Set task: Reproduce all of the items that follow, changing each occurrence of "gridline" to "grid-line" and leaving everything else unaltered. Omit the picture from your answer.

Given information:

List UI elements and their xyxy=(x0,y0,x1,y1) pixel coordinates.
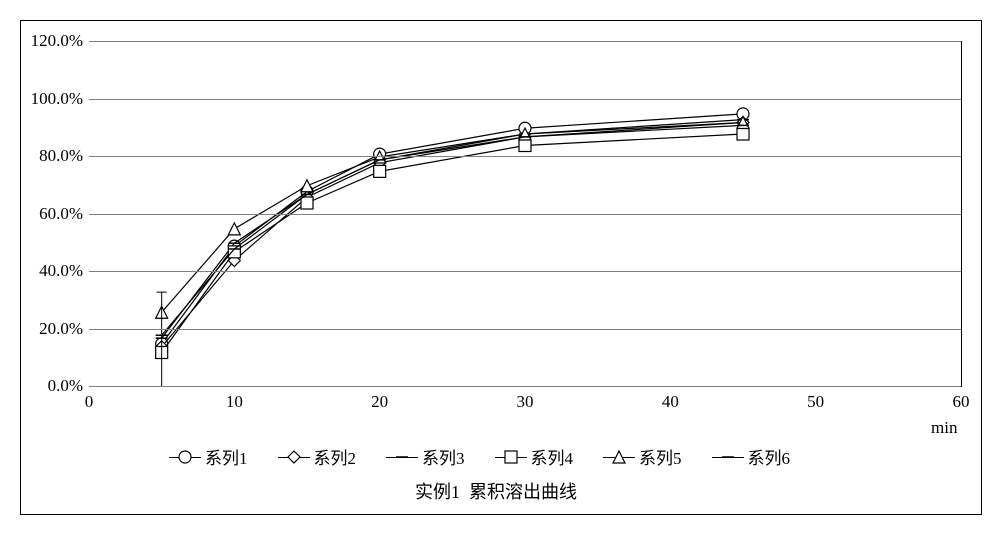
title-body: 累积溶出曲线 xyxy=(469,482,577,502)
gridline xyxy=(89,41,961,42)
chart-container: 0.0%20.0%40.0%60.0%80.0%100.0%120.0% 010… xyxy=(20,20,982,515)
legend-label: 系列1 xyxy=(205,444,248,469)
y-tick-label: 120.0% xyxy=(23,31,83,51)
y-tick-label: 60.0% xyxy=(23,204,83,224)
legend-marker xyxy=(278,449,310,465)
chart-title: 实例1 累积溶出曲线 xyxy=(415,478,577,504)
y-tick-label: 80.0% xyxy=(23,146,83,166)
legend-item: 系列6 xyxy=(712,444,791,469)
legend-marker xyxy=(495,449,527,465)
legend-item: 系列3 xyxy=(386,444,465,469)
y-tick-label: 100.0% xyxy=(23,89,83,109)
x-tick-label: 20 xyxy=(360,392,400,412)
x-tick-label: 30 xyxy=(505,392,545,412)
legend-label: 系列2 xyxy=(314,444,357,469)
gridline xyxy=(89,214,961,215)
legend: 系列1 系列2 系列3 系列4 系列5 系列6 xyxy=(169,444,790,469)
gridline xyxy=(89,386,961,387)
x-tick-label: 40 xyxy=(650,392,690,412)
legend-marker xyxy=(712,449,744,465)
legend-marker xyxy=(603,449,635,465)
gridline xyxy=(89,271,961,272)
x-tick-label: 50 xyxy=(796,392,836,412)
y-tick-label: 20.0% xyxy=(23,319,83,339)
y-tick-label: 40.0% xyxy=(23,261,83,281)
legend-label: 系列3 xyxy=(422,444,465,469)
legend-marker xyxy=(169,449,201,465)
legend-item: 系列4 xyxy=(495,444,574,469)
x-axis-label: min xyxy=(931,418,957,438)
title-prefix: 实例1 xyxy=(415,482,460,502)
x-tick-label: 10 xyxy=(214,392,254,412)
gridline xyxy=(89,329,961,330)
gridline xyxy=(89,156,961,157)
legend-label: 系列5 xyxy=(639,444,682,469)
legend-item: 系列1 xyxy=(169,444,248,469)
legend-item: 系列5 xyxy=(603,444,682,469)
legend-marker xyxy=(386,449,418,465)
x-tick-label: 0 xyxy=(69,392,109,412)
plot-svg xyxy=(89,42,961,387)
legend-item: 系列2 xyxy=(278,444,357,469)
legend-label: 系列4 xyxy=(531,444,574,469)
gridline xyxy=(89,99,961,100)
legend-label: 系列6 xyxy=(748,444,791,469)
x-tick-label: 60 xyxy=(941,392,981,412)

Finished task:
List UI elements and their xyxy=(x0,y0,x1,y1) pixel coordinates.
title-body: 累积溶出曲线 xyxy=(469,482,577,502)
grid-line xyxy=(89,41,961,42)
chart-container: 0.0%20.0%40.0%60.0%80.0%100.0%120.0% 010… xyxy=(20,20,982,515)
legend-label: 系列1 xyxy=(205,444,248,469)
y-tick-label: 120.0% xyxy=(23,31,83,51)
y-tick-label: 60.0% xyxy=(23,204,83,224)
legend-marker xyxy=(278,449,310,465)
chart-title: 实例1 累积溶出曲线 xyxy=(415,478,577,504)
y-tick-label: 80.0% xyxy=(23,146,83,166)
legend-item: 系列6 xyxy=(712,444,791,469)
legend-marker xyxy=(495,449,527,465)
legend-item: 系列3 xyxy=(386,444,465,469)
y-tick-label: 100.0% xyxy=(23,89,83,109)
x-tick-label: 20 xyxy=(360,392,400,412)
x-tick-label: 30 xyxy=(505,392,545,412)
legend-label: 系列2 xyxy=(314,444,357,469)
grid-line xyxy=(89,214,961,215)
legend: 系列1 系列2 系列3 系列4 系列5 系列6 xyxy=(169,444,790,469)
grid-line xyxy=(89,386,961,387)
x-tick-label: 40 xyxy=(650,392,690,412)
legend-marker xyxy=(712,449,744,465)
legend-marker xyxy=(603,449,635,465)
grid-line xyxy=(89,271,961,272)
x-tick-label: 50 xyxy=(796,392,836,412)
y-tick-label: 20.0% xyxy=(23,319,83,339)
y-tick-label: 40.0% xyxy=(23,261,83,281)
legend-label: 系列3 xyxy=(422,444,465,469)
legend-marker xyxy=(169,449,201,465)
legend-item: 系列4 xyxy=(495,444,574,469)
x-axis-label: min xyxy=(931,418,957,438)
title-prefix: 实例1 xyxy=(415,482,460,502)
x-tick-label: 10 xyxy=(214,392,254,412)
grid-line xyxy=(89,329,961,330)
grid-line xyxy=(89,156,961,157)
legend-label: 系列5 xyxy=(639,444,682,469)
legend-item: 系列1 xyxy=(169,444,248,469)
legend-item: 系列5 xyxy=(603,444,682,469)
legend-marker xyxy=(386,449,418,465)
x-tick-label: 0 xyxy=(69,392,109,412)
plot-svg xyxy=(89,42,961,387)
legend-item: 系列2 xyxy=(278,444,357,469)
legend-label: 系列4 xyxy=(531,444,574,469)
grid-line xyxy=(89,99,961,100)
legend-label: 系列6 xyxy=(748,444,791,469)
x-tick-label: 60 xyxy=(941,392,981,412)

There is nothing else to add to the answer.